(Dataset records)
▬▬▬

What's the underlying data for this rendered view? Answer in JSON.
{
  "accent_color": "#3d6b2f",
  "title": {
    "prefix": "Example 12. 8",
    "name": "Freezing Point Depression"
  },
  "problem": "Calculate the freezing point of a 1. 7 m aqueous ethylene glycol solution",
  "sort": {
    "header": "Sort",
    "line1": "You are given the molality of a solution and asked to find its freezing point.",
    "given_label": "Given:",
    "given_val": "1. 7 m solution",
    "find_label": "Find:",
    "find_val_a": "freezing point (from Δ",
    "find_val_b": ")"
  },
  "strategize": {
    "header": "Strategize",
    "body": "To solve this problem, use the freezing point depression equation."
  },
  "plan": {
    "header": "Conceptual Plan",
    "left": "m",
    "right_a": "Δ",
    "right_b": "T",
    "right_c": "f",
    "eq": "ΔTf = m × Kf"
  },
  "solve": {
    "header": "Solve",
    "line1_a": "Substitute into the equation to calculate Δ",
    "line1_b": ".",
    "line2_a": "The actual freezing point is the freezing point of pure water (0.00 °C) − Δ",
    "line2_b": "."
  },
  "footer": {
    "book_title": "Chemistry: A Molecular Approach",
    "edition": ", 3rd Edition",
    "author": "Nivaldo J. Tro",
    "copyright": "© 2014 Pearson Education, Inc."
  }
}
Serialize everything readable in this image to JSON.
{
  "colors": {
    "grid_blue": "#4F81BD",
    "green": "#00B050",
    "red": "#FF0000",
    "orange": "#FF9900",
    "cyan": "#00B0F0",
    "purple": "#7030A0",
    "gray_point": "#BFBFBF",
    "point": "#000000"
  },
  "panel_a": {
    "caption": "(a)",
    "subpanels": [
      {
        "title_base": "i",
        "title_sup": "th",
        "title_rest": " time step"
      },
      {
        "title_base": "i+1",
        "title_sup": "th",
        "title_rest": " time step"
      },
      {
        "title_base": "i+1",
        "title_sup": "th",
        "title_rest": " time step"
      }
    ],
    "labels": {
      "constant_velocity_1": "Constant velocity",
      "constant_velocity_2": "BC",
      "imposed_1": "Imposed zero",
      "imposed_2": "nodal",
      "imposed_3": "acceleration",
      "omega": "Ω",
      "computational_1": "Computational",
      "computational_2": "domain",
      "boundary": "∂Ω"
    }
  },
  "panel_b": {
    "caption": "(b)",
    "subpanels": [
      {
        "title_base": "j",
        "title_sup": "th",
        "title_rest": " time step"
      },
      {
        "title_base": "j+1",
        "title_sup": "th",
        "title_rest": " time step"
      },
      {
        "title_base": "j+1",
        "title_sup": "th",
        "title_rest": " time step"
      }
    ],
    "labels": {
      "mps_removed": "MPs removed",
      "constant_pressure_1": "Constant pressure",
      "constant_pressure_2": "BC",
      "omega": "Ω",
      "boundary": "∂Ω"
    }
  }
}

▬▬▬

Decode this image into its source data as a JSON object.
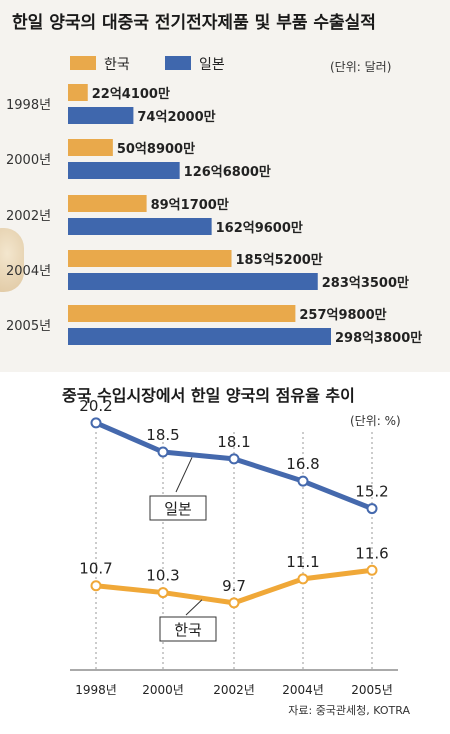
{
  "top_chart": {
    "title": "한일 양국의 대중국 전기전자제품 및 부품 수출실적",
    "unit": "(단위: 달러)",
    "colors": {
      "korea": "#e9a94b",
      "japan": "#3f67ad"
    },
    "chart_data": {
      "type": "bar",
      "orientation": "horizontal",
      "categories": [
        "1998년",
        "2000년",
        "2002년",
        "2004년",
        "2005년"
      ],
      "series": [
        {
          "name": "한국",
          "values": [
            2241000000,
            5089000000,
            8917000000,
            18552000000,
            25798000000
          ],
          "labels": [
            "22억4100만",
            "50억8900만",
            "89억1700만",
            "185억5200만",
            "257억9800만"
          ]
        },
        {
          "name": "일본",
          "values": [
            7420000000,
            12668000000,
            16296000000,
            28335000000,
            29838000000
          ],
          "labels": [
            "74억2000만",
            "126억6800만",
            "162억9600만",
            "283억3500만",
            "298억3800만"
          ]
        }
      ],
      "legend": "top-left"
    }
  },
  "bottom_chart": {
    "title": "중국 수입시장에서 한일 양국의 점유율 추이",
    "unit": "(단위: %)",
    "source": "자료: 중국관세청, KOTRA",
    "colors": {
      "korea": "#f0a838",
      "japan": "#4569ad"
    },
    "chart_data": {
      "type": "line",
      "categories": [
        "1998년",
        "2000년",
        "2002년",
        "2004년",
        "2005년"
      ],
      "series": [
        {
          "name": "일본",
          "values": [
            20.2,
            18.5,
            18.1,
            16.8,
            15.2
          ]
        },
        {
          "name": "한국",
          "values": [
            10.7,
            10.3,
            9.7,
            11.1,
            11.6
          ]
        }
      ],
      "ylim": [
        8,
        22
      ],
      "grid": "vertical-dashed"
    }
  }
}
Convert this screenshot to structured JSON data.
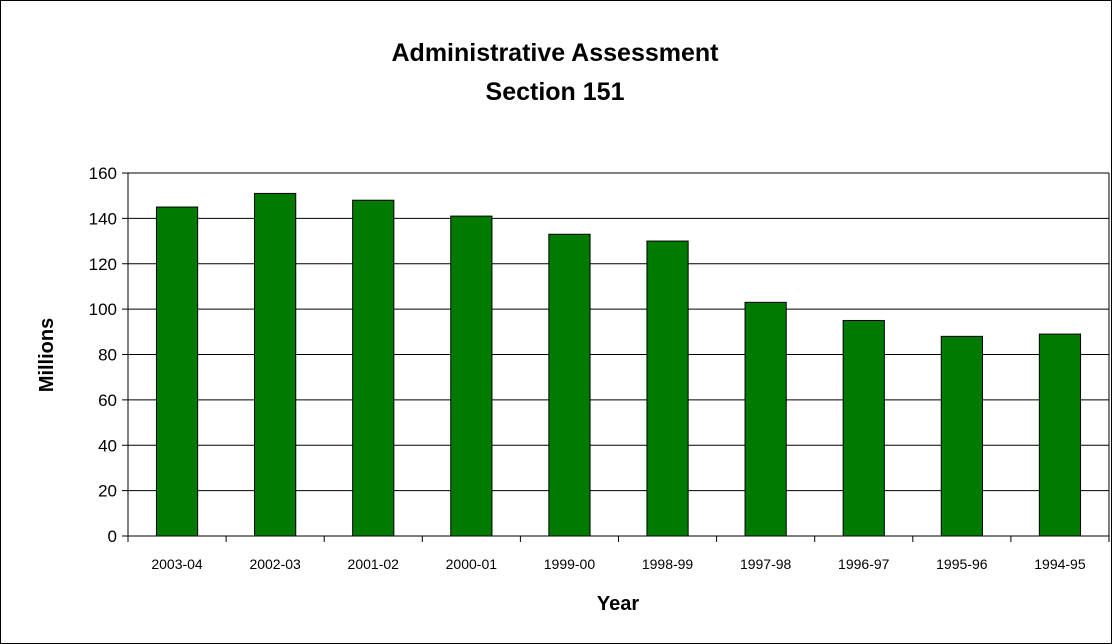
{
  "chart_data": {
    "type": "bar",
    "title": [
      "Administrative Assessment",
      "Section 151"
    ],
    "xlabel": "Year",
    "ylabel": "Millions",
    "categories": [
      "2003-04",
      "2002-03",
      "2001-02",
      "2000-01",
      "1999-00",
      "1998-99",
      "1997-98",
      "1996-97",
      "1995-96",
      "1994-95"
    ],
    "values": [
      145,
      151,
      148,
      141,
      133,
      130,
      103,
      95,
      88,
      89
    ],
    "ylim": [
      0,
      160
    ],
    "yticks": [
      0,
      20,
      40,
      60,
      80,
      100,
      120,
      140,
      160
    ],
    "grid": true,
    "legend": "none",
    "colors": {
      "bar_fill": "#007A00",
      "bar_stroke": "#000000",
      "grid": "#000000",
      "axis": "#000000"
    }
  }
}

▬▬▬

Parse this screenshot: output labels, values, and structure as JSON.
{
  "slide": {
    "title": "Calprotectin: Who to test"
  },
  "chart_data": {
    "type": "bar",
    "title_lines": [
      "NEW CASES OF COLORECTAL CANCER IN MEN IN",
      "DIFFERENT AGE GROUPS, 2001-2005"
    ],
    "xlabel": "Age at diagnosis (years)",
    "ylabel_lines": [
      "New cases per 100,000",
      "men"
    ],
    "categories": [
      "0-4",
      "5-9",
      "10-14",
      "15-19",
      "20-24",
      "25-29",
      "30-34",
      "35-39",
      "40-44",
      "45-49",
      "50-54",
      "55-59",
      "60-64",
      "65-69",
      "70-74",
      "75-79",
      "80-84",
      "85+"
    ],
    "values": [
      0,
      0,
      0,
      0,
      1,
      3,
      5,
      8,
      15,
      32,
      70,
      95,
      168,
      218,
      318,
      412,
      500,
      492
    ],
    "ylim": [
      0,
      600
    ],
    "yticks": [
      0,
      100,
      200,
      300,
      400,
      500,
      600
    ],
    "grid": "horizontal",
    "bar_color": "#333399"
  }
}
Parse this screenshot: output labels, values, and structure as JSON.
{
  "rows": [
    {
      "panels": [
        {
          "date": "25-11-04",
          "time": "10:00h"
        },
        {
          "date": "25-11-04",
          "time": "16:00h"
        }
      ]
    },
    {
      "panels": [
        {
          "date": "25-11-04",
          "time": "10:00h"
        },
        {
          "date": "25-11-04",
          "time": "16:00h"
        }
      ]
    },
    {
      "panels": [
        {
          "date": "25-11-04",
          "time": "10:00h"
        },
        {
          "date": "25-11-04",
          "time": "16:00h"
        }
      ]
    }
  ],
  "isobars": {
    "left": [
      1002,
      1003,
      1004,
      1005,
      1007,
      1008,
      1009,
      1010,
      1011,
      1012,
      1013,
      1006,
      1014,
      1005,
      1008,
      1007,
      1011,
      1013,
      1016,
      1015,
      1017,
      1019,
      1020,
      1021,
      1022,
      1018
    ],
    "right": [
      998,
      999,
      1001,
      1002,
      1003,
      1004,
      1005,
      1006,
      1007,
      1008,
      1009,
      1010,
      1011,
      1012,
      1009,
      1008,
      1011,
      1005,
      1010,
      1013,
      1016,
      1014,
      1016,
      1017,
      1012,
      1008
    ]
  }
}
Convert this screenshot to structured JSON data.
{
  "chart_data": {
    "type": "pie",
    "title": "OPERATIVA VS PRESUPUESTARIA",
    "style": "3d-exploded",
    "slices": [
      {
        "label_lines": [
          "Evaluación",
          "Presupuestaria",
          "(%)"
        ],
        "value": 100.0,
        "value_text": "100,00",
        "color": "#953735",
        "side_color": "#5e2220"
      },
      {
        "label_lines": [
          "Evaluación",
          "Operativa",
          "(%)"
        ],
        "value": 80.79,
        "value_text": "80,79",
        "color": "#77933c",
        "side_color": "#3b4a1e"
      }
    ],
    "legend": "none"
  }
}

▬▬▬

> **WHAT THE EXERCISE ASKS**: Extract every line above that contains the word "header".

> **RESPONSE TO THIS EXERCISE**:
    "header": "Sort",
    "header": "Strategize",
    "header": "Conceptual Plan",
    "header": "Solve",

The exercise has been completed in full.